Dataset entries

* * * * *

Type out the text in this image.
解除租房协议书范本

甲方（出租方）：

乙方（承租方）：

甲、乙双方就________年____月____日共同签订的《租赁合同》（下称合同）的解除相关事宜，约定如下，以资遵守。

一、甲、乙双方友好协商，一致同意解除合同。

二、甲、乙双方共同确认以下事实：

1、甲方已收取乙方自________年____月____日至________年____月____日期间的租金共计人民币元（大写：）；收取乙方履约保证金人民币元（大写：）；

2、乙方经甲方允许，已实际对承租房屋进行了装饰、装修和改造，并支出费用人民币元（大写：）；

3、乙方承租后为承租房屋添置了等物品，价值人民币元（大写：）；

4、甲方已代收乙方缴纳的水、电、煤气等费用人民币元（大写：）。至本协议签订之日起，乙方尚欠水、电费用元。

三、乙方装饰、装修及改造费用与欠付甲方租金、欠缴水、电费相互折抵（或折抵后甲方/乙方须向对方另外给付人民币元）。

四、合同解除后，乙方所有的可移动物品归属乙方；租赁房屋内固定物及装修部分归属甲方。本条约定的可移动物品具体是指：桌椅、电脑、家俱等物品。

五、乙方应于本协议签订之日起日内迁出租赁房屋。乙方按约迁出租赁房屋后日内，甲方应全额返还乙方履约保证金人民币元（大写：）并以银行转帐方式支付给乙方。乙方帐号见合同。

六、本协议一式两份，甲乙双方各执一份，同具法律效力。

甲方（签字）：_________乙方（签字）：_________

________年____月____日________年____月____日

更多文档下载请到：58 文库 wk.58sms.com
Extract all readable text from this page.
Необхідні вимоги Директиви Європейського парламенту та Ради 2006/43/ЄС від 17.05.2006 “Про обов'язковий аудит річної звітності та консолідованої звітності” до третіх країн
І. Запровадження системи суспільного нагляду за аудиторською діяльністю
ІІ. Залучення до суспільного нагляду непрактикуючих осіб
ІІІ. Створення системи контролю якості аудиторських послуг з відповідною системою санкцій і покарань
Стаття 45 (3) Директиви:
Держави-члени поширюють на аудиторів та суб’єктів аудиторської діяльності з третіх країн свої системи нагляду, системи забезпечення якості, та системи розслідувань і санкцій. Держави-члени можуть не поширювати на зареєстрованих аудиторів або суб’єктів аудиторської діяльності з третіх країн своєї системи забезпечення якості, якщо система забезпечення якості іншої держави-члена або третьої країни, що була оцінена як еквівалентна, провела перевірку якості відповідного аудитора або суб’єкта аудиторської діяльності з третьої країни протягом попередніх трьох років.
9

* * * * *

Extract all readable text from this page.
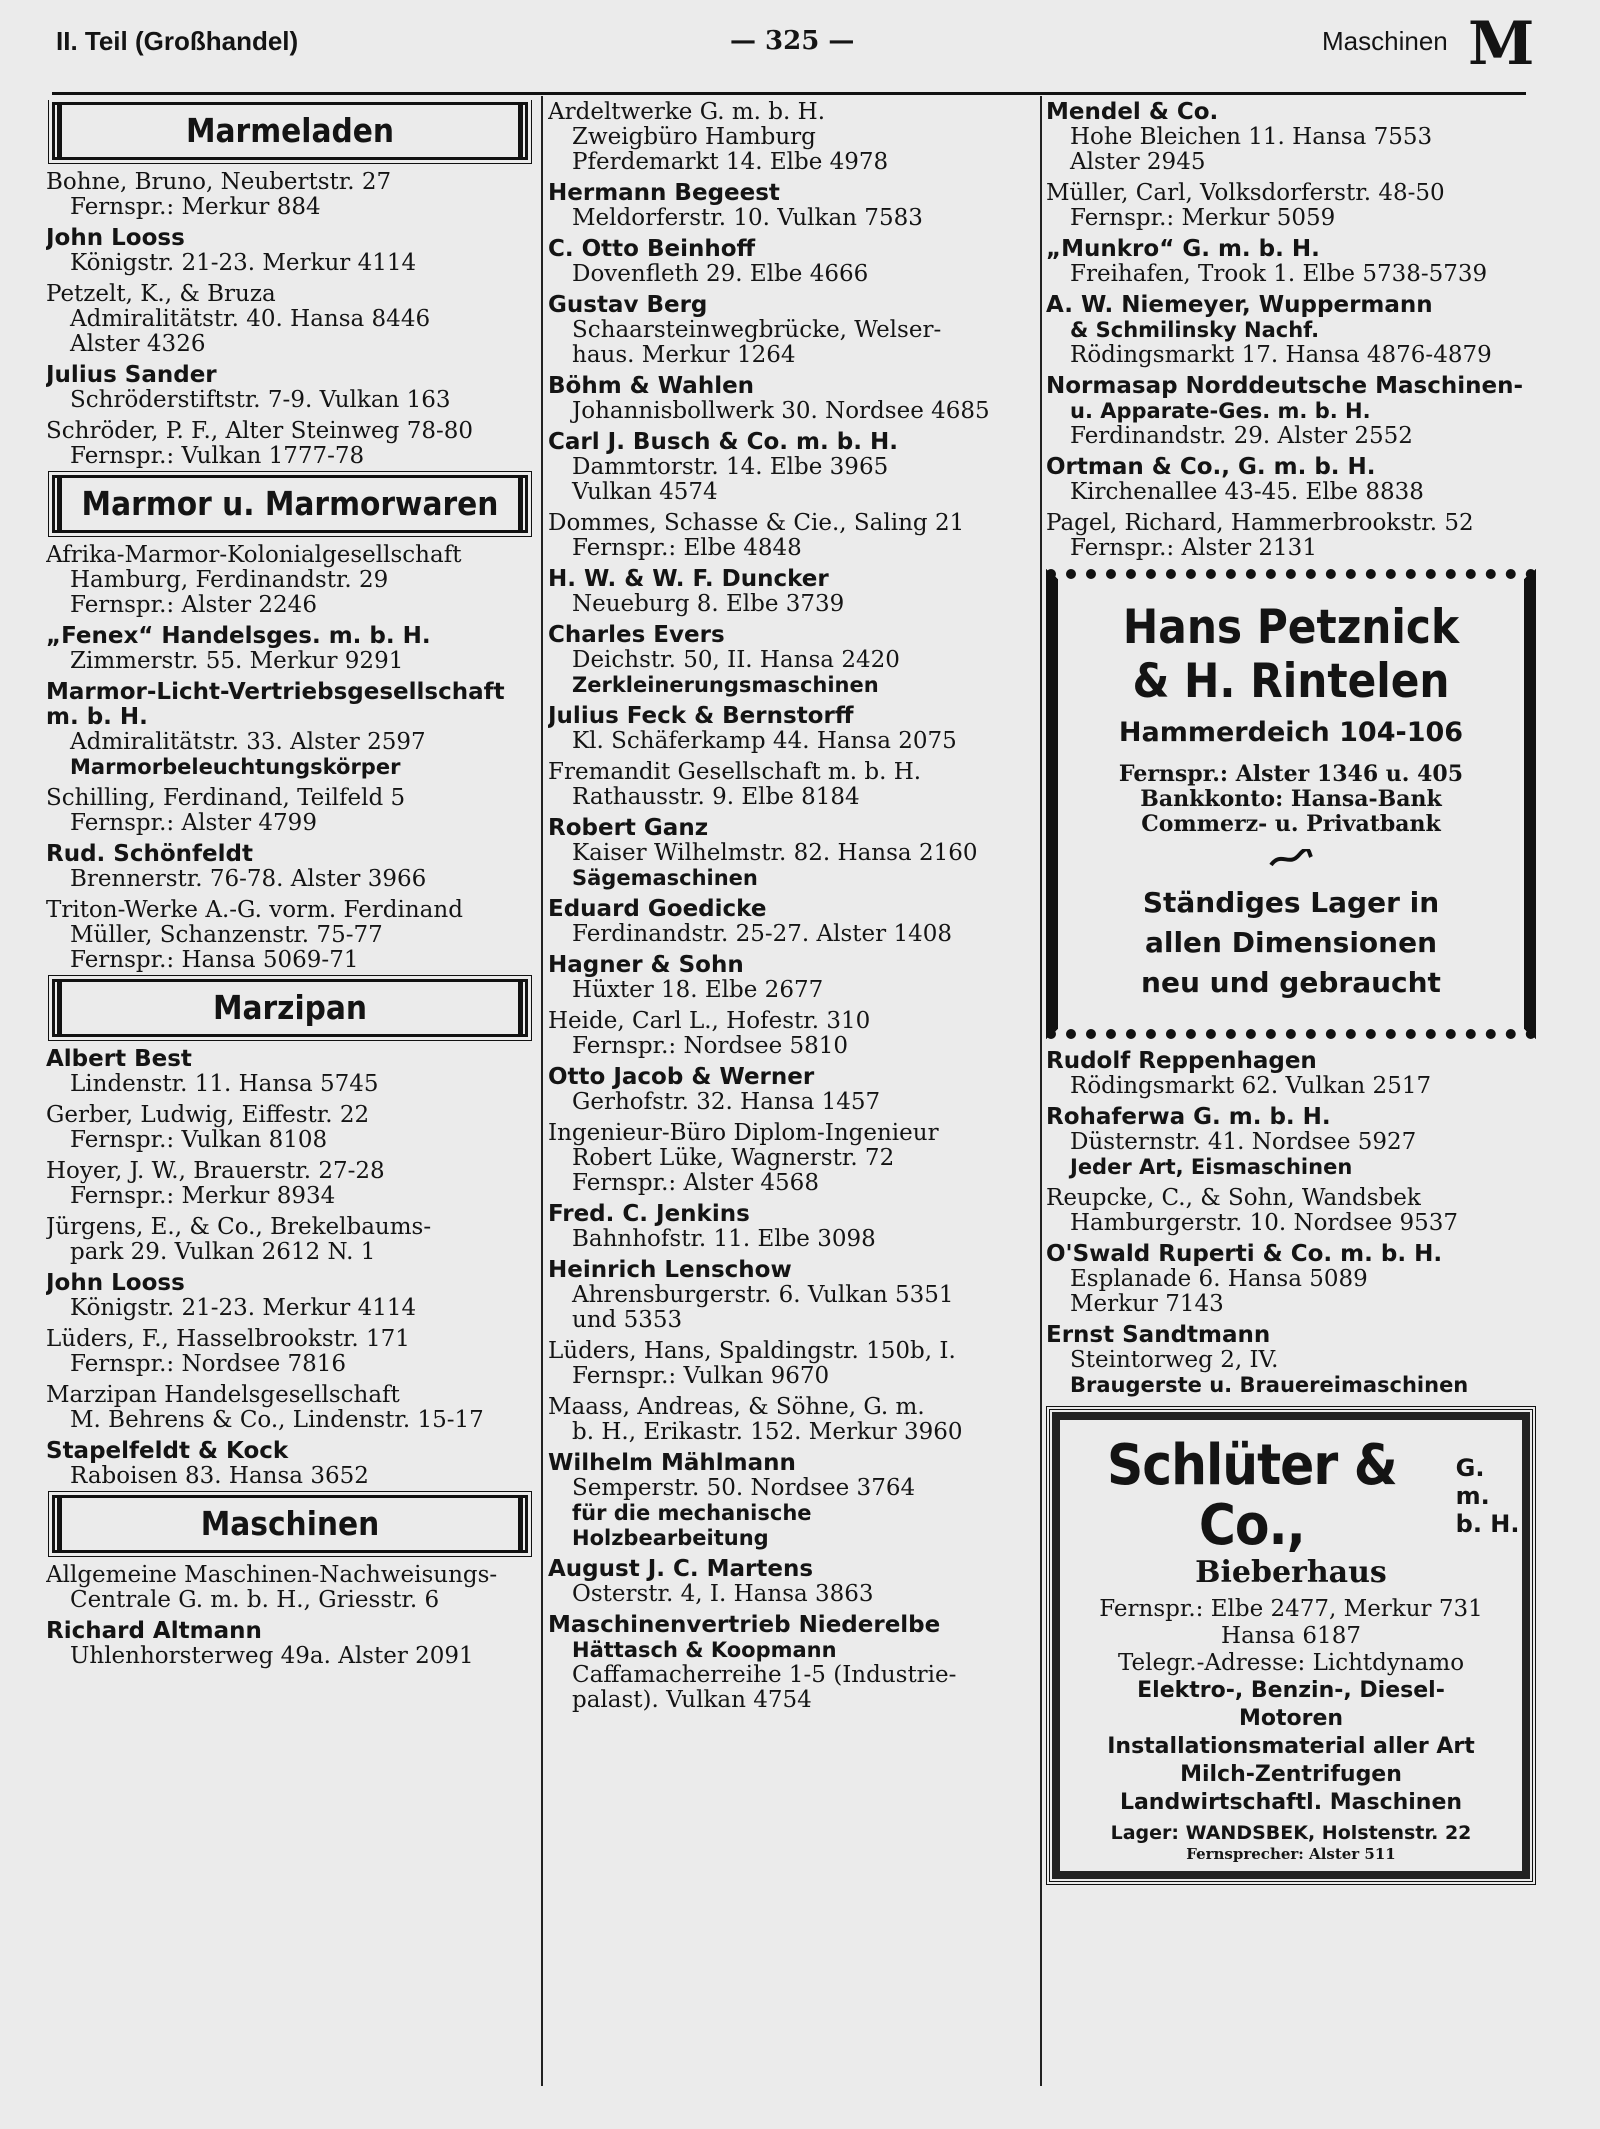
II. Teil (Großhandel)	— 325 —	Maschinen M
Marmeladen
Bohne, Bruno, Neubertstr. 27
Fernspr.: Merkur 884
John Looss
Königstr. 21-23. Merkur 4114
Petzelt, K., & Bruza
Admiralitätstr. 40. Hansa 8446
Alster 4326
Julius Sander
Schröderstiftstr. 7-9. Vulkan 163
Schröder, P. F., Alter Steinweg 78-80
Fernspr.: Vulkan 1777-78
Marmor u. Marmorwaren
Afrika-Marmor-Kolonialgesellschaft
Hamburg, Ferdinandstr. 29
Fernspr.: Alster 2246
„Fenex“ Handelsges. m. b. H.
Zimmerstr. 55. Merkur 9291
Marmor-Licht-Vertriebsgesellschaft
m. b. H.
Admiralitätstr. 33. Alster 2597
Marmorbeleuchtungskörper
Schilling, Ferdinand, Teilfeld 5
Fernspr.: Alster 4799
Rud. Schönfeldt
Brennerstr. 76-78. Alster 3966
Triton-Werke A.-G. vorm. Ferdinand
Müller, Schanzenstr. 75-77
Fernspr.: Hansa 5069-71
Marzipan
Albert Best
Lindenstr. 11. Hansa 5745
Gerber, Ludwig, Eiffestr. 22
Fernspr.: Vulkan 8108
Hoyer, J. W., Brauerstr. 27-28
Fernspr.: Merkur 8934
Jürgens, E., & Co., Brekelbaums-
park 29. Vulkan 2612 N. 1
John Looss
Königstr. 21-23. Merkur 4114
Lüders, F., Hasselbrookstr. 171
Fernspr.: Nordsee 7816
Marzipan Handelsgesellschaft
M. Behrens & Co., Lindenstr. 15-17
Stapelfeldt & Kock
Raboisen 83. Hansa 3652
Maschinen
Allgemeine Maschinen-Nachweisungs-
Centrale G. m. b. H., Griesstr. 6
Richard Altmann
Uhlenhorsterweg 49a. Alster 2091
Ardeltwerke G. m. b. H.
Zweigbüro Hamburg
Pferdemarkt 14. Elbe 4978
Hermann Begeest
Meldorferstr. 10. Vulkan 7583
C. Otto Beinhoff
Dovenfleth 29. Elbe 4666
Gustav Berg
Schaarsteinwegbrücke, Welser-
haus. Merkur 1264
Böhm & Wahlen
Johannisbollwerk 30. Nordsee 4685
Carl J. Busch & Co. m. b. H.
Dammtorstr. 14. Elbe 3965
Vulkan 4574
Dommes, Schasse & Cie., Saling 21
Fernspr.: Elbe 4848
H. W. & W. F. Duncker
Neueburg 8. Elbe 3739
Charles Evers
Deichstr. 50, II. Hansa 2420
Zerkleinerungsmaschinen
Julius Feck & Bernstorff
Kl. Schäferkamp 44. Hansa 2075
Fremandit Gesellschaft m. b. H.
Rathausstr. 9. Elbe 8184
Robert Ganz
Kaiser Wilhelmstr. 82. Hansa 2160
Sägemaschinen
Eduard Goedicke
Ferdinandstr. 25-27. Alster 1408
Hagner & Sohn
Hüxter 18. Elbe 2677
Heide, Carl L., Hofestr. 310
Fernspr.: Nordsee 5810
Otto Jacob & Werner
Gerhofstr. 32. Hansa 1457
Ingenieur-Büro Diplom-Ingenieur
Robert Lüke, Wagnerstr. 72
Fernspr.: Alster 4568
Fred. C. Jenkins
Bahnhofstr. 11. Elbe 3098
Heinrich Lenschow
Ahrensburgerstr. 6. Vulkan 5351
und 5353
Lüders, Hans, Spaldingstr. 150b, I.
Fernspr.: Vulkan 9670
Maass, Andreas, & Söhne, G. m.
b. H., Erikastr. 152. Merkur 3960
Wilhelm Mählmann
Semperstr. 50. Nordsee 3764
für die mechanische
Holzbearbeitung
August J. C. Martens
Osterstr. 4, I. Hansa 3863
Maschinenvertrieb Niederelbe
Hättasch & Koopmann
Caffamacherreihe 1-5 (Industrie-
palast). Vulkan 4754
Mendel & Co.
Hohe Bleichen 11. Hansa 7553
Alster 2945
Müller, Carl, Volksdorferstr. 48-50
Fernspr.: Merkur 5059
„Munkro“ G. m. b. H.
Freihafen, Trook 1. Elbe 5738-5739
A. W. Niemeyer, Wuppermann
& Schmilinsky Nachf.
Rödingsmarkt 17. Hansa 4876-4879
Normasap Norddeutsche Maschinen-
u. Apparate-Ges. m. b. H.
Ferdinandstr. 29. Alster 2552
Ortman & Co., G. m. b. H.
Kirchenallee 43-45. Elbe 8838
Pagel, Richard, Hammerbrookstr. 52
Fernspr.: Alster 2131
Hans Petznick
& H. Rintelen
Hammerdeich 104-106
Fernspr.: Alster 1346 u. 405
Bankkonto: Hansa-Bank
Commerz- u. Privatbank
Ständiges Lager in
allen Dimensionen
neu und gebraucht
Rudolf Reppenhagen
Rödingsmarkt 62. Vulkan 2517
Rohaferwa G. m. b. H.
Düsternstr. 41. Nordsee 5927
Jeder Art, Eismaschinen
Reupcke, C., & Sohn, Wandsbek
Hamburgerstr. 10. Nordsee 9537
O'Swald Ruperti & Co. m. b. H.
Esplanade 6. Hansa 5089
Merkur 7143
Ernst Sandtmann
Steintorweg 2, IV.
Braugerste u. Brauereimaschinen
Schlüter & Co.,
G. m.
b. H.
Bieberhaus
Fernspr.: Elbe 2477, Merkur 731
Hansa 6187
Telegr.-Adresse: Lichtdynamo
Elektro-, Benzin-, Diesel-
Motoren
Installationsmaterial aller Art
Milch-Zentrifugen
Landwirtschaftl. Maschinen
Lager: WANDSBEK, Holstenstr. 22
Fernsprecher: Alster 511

* * * * *

◆ Problem ◆
Extract from the data every line where "Julius" shows up.

◆ Expected answer ◆
Julius Sander
Julius Feck & Bernstorff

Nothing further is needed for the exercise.